[Entries taken from a collection]
+---+
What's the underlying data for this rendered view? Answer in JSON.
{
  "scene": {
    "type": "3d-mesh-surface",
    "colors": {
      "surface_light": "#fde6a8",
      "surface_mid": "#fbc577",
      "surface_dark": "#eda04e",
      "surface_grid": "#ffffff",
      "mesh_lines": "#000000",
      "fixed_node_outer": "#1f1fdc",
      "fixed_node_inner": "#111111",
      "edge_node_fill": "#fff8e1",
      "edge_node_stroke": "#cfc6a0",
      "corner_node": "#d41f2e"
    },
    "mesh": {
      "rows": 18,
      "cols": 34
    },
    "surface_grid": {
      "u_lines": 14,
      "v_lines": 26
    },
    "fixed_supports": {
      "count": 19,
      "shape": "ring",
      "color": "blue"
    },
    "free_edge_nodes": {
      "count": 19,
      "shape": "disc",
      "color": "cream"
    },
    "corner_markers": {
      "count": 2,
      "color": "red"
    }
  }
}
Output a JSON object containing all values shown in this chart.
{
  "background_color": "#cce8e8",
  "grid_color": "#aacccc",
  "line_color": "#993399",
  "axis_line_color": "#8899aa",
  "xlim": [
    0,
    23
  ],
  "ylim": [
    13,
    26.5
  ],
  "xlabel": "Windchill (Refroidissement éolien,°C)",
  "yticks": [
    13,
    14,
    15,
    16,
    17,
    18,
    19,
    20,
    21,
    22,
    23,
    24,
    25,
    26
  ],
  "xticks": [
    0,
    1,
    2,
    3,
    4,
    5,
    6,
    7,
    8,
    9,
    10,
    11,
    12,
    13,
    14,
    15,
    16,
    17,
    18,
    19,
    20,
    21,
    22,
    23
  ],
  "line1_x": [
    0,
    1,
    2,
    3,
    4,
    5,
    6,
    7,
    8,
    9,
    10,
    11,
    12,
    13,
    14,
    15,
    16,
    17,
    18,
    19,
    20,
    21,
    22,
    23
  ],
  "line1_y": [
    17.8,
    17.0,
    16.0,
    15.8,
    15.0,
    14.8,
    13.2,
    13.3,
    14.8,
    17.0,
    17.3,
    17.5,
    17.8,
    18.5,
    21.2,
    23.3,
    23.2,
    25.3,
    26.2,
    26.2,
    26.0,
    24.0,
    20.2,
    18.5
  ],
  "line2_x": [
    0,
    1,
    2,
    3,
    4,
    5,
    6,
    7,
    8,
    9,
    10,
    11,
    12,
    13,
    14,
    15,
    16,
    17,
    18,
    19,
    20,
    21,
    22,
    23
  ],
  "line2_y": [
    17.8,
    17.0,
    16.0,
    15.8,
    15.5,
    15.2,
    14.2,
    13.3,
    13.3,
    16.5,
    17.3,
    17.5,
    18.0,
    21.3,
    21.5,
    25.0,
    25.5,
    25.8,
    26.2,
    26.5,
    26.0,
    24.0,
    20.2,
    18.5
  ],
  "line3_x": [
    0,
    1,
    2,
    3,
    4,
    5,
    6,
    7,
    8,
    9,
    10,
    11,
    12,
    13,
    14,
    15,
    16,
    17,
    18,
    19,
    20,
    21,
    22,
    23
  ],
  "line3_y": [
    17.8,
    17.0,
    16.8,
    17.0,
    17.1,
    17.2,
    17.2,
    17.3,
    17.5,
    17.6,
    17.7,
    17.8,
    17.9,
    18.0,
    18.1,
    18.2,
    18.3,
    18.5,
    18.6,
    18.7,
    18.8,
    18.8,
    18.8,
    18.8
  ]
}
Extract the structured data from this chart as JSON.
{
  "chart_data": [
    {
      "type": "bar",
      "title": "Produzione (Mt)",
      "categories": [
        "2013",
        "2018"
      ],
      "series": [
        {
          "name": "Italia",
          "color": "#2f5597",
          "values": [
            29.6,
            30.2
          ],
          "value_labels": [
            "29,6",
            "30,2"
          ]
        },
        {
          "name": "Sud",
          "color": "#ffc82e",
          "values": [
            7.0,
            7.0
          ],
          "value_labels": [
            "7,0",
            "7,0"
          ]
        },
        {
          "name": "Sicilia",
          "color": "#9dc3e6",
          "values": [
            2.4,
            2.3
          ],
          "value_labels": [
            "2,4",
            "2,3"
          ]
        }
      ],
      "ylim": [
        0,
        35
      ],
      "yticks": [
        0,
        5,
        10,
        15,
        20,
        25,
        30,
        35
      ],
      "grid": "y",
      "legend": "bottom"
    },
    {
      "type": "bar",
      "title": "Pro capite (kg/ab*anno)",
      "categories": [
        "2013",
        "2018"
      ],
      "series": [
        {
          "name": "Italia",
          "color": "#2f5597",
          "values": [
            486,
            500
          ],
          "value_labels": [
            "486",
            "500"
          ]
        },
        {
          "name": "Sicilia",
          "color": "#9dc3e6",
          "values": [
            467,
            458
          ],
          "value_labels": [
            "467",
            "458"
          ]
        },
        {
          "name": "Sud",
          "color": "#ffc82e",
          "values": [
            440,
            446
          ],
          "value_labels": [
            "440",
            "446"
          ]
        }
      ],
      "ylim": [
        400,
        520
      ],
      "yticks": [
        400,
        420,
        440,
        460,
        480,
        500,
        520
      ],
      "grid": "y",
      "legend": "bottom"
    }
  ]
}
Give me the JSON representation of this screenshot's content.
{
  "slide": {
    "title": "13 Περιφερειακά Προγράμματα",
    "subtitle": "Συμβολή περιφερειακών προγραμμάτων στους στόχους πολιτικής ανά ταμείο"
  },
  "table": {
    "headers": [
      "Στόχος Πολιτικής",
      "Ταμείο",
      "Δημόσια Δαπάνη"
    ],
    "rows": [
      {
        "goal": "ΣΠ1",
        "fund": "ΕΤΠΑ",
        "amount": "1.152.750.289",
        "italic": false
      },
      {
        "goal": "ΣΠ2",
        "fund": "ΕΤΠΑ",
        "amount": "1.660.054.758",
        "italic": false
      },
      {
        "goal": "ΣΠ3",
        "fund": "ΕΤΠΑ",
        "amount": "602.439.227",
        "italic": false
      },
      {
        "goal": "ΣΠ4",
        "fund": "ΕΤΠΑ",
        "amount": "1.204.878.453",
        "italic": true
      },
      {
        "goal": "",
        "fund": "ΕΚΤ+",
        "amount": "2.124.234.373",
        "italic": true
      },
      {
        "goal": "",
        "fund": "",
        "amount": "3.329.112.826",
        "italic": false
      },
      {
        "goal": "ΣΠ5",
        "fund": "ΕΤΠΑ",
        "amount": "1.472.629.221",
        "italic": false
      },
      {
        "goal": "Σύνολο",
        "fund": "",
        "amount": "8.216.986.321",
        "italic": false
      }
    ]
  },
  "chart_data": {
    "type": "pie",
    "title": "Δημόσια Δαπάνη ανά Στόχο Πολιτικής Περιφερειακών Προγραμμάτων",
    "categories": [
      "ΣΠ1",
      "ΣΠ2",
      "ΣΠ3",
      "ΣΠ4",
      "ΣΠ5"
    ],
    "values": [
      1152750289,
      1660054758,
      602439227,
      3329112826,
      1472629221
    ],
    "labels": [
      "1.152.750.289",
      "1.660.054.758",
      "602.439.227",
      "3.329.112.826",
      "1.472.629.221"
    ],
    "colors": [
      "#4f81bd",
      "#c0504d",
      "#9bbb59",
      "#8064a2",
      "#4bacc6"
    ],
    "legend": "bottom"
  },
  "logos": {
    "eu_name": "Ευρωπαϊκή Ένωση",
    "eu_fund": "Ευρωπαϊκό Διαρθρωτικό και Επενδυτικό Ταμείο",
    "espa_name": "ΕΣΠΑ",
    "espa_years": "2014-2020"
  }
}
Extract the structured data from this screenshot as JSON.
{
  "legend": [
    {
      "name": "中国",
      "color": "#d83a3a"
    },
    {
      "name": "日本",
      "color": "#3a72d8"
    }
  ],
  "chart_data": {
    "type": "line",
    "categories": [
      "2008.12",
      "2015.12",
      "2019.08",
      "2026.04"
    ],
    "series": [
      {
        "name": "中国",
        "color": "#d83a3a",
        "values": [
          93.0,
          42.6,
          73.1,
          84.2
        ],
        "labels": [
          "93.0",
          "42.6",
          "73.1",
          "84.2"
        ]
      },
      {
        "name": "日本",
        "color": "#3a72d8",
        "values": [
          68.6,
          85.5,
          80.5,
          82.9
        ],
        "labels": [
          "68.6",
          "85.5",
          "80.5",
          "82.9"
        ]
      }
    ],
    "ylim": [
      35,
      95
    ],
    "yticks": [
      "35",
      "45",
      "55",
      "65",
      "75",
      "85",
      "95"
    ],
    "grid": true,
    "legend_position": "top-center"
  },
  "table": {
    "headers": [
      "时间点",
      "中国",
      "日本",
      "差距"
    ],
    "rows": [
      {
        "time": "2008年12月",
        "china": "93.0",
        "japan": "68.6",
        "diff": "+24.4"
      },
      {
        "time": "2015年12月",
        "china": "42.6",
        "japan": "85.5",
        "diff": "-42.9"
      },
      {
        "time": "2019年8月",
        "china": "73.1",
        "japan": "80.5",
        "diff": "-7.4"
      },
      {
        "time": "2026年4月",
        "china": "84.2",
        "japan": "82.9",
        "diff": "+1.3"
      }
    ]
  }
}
+---+
WHAT IS ASKED → Report how many lines of the records above contain the word "amount", and give only that number.

SOLUTION FOR THIS TASK → 8